Why isn’t Oracle using huge pages on my Redhat Linux server?
I am currently working on upgrading a number of Oracle RAC nodes from RHEL4 to RHEL5. After I upgraded the first node in the cluster, my DBA contacted me because the RHEL5 node was extremely sluggish. When I looked at top, I saw that a number of kswapd processes were consuming CPU:
$ top
top - 18:04:20 up 6 days, 3:22, 7 users, load average: 14.25, 12.61, 14.41 Tasks: 536 total, 2 running, 533 sleeping, 0 stopped, 1 zombie Cpu(s): 12.9%us, 19.2%sy, 0.0%ni, 20.9%id, 45.0%wa, 0.1%hi, 1.9%si, 0.0%st Mem: 16373544k total, 16334112k used, 39432k free, 4916k buffers Swap: 16777208k total, 2970156k used, 13807052k free, 5492216k cached PID USER PR NI VIRT RES SHR S %CPU %MEM TIME+ COMMAND 491 root 10 -5 0 0 0 D 55.6 0.0 67:22.85 kswapd0 492 root 10 -5 0 0 0 S 25.8 0.0 37:01.75 kswapd1 494 root 11 -5 0 0 0 S 24.8 0.0 42:15.31 kswapd3 8730 oracle -2 0 8352m 3.5g 3.5g S 9.9 22.4 139:36.18 oracle 8726 oracle -2 0 8352m 3.5g 3.5g S 9.6 22.5 138:13.54 oracle 32643 oracle 15 0 8339m 97m 92m S 9.6 0.6 0:01.31 oracle 493 root 11 -5 0 0 0 S 9.3 0.0 43:11.31 kswapd2 8714 oracle -2 0 8352m 3.5g 3.5g S 9.3 22.4 137:14.96 oracle 8718 oracle -2 0 8352m 3.5g 3.5g S 8.9 22.3 137:01.91 oracle 19398 oracle 15 0 8340m 547m 545m R 7.9 3.4 0:05.26 oracle 8722 oracle -2 0 8352m 3.5g 3.5g S 7.6 22.5 139:18.33 oracle
The kswapd process is responsible for scanning memory to locate free pages, and scheduling dirty pages to be written to disk. Periodic kswapd invocations are fine, but seeing kswapd continuosly appearing in the top output is a really really bad thing. Since this host should have had plenty of free memory, I was perplexed by the following output (the free output didn’t match up with the values on the other nodes):
$ free
total used free shared buffers cached Mem: 16373544 16268540 105004 0 1520 5465680 -/+ buffers/cache: 10801340 5572204 Swap: 16777208 2948684 13828524
To start debugging the issue, I first looked at ipcs to see how much shared memory the database allocated. In the output below, we can see that there is a 128MB and a 8GB shared memory segment allocated:
$ ipcs -a
------ Shared Memory Segments -------- key shmid owner perms bytes nattch status 0x62e08f78 0 oracle 640 132120576 16 0xdd188948 32769 oracle 660 8592031744 87
The first segment is dedicated to the Oracle ASM instance, and the second to the actual database. When I checked the number of huge pages allocated to the machine, I saw something a bit odd:
$ grep Huge cat /proc/meminfo
HugePages_Total: 4106 HugePages_Free: 4051 HugePages_Rsvd: 8 Hugepagesize: 2048 kB
While our DBA had set vm.nr_hugepages to a sufficiently large value in /etc/syscl.conf, the database was utilizing a very small portion of them. This meant that the database was being allocated out of non huge page memory (Linux dedicates memory to the huge page area, and it is wasted if nothing utilizes it), and inactive pages were being paged out to disk since the database wasn’t utilizing the huge page area we reserved for it . After a bit of bc’ing (I love doing my calculations with bc), I noticed that the total amount of memory allocated to huge pages was 8610906112 bytes:
$ grep vm.nr_hugepages /etc/sysctl.conf
vm.nr_hugepages=4106
vm.nr_hugepages=4106
$ bc
4106*(1024*1024*2)

Task statement. Carry on the post about Oracle not using huge pages on Red Hat Linux, starting right after its last line. The records that follow have nothing to do with this.

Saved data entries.
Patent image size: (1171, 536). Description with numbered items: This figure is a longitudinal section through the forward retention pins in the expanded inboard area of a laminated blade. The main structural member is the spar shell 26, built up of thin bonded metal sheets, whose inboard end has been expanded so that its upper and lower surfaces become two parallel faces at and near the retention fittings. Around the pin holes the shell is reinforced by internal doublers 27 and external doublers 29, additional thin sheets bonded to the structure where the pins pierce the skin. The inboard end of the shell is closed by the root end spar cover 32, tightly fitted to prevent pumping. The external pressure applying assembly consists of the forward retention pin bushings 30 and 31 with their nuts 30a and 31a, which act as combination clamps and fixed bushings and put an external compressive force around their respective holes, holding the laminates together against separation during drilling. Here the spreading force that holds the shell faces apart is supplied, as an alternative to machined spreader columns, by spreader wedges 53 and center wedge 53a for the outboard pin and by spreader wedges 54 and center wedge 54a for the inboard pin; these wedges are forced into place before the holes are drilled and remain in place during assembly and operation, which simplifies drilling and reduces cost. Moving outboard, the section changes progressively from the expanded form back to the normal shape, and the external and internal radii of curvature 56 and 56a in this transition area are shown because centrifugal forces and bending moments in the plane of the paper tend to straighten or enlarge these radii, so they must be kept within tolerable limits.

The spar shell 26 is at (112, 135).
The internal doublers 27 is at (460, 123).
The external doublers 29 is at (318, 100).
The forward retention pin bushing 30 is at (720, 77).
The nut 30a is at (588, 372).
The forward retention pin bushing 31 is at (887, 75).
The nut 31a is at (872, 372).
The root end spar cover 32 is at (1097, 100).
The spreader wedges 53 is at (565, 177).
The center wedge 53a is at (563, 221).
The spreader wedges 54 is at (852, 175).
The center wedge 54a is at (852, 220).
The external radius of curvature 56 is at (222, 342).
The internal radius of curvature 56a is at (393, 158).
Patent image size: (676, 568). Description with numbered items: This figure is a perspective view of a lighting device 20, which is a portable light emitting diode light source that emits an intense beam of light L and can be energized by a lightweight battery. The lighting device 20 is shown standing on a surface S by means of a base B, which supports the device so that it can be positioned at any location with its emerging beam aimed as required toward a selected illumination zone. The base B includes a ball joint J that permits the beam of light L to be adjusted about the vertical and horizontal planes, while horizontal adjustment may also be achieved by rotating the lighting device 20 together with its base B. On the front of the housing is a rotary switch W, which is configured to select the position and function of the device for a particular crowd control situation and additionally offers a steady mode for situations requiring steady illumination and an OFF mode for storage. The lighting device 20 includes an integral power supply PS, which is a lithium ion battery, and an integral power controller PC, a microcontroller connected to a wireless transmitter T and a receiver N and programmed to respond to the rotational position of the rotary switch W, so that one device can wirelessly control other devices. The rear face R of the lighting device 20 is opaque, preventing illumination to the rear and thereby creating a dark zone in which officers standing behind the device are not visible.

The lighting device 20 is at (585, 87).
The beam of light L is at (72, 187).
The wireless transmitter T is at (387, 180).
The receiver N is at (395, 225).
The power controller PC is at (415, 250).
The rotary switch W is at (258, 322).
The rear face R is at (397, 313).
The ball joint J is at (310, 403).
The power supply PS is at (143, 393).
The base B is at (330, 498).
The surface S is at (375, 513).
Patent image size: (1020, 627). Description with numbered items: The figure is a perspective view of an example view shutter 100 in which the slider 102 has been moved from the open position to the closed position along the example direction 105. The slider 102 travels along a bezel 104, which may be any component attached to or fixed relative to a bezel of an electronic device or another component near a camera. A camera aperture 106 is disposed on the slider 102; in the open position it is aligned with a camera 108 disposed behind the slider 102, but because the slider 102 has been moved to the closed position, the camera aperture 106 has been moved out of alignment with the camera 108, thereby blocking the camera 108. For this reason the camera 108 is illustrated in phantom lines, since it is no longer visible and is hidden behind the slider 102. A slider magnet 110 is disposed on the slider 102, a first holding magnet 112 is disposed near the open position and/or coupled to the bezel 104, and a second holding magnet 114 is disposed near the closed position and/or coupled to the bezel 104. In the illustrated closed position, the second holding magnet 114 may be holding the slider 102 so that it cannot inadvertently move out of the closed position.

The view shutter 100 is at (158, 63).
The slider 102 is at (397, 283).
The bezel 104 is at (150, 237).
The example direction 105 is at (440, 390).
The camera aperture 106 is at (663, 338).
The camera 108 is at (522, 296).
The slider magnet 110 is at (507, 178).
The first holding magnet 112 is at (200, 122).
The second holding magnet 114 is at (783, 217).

Output below.
8610906112
4106*(1024*1024*2)
8610906112
If we add the totals from the two shared memory segments above:
$ bc
8592031744+132120576
8724152320
8592031744+132120576
8724152320
We can see that we don’t have enough huge page memory to support both shared memory segments. Yikes! After adjusting vm.nr_hugepages to account for both databases, the system no longer swapped and database performance increased. This debugging adventure taught me a couple of things:
1. Double check system values people send you
2. Solaris does a MUCH better job of handling large page sizes (huge pages are used transparently)
3. The Linux tools for investigating huge page allocations are severely lacking
4. Oracle is able to allocate a continuos 8GB chunk of shared memory on RHEL5, but not RHEL4 (I need to do some research to find out why)
Hopefully more work will go into the Linux huge page implementation, and allow me to scratch the second and third items off of my list. Viva la problem resolution!